----- Items -----
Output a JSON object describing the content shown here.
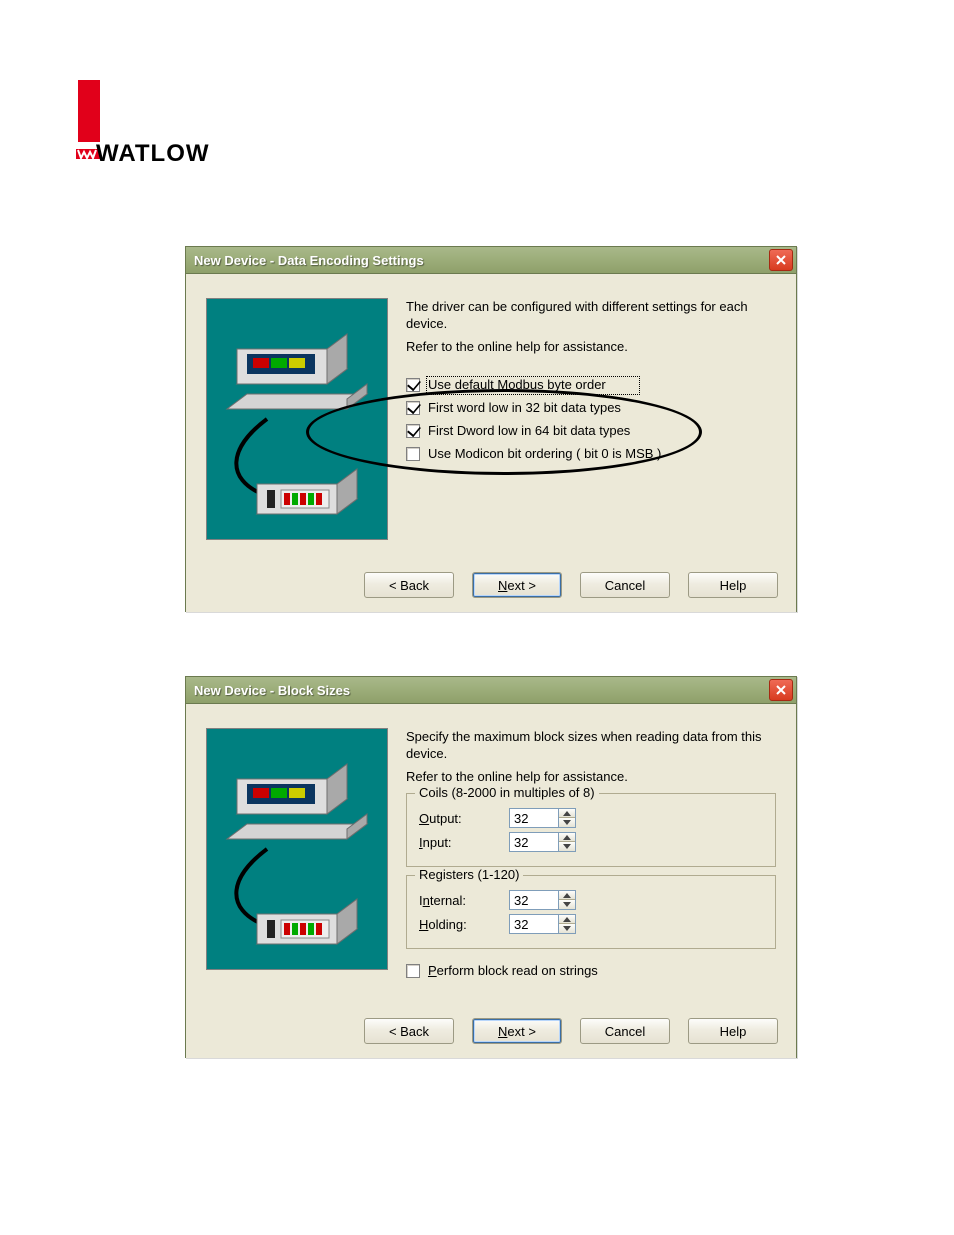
{
  "brand": {
    "name": "WATLOW"
  },
  "dialog1": {
    "title": "New Device - Data Encoding Settings",
    "desc1": "The driver can be configured with different settings for each device.",
    "desc2": "Refer to the online help for assistance.",
    "checks": [
      {
        "label": "Use default Modbus byte order",
        "checked": true,
        "focused": true
      },
      {
        "label": "First word low in 32 bit data types",
        "checked": true,
        "focused": false
      },
      {
        "label": "First Dword low in 64 bit data types",
        "checked": true,
        "focused": false
      },
      {
        "label": "Use Modicon bit ordering ( bit 0 is MSB )",
        "checked": false,
        "focused": false
      }
    ],
    "buttons": {
      "back": "< Back",
      "next": "Next >",
      "cancel": "Cancel",
      "help": "Help"
    }
  },
  "dialog2": {
    "title": "New Device - Block Sizes",
    "desc1": "Specify the maximum block sizes when reading data from this device.",
    "desc2": "Refer to the online help for assistance.",
    "coils": {
      "legend": "Coils (8-2000 in multiples of 8)",
      "output_label": "Output:",
      "output_value": "32",
      "input_label": "Input:",
      "input_value": "32"
    },
    "registers": {
      "legend": "Registers (1-120)",
      "internal_label": "Internal:",
      "internal_value": "32",
      "holding_label": "Holding:",
      "holding_value": "32"
    },
    "perform_label": "Perform block read on strings",
    "perform_checked": false,
    "buttons": {
      "back": "< Back",
      "next": "Next >",
      "cancel": "Cancel",
      "help": "Help"
    }
  }
}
-----
Written problem
Across the entries above, how many lines contain "First"? Provide only the count.

Full output
2